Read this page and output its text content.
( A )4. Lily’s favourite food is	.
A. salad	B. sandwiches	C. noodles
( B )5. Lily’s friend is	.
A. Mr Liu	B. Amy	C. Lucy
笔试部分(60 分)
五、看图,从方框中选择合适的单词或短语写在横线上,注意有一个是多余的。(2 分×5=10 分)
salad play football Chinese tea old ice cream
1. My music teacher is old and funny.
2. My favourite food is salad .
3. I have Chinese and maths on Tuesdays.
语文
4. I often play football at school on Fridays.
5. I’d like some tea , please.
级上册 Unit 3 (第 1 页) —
◇ ◇ ◇ ◇ ◇ ◇ ◇
_PROBLEM REQUIREMENTS_.
Repeat every record, exactly as written.

_EXERCISE ANSWER_.
Read this page and output its text content.
( A )4. Lily’s favourite food is	.
A. salad	B. sandwiches	C. noodles
( B )5. Lily’s friend is	.
A. Mr Liu	B. Amy	C. Lucy
笔试部分(60 分)
五、看图,从方框中选择合适的单词或短语写在横线上,注意有一个是多余的。(2 分×5=10 分)
salad play football Chinese tea old ice cream
1. My music teacher is old and funny.
2. My favourite food is salad .
3. I have Chinese and maths on Tuesdays.
语文
4. I often play football at school on Fridays.
5. I’d like some tea , please.
级上册 Unit 3 (第 1 页) —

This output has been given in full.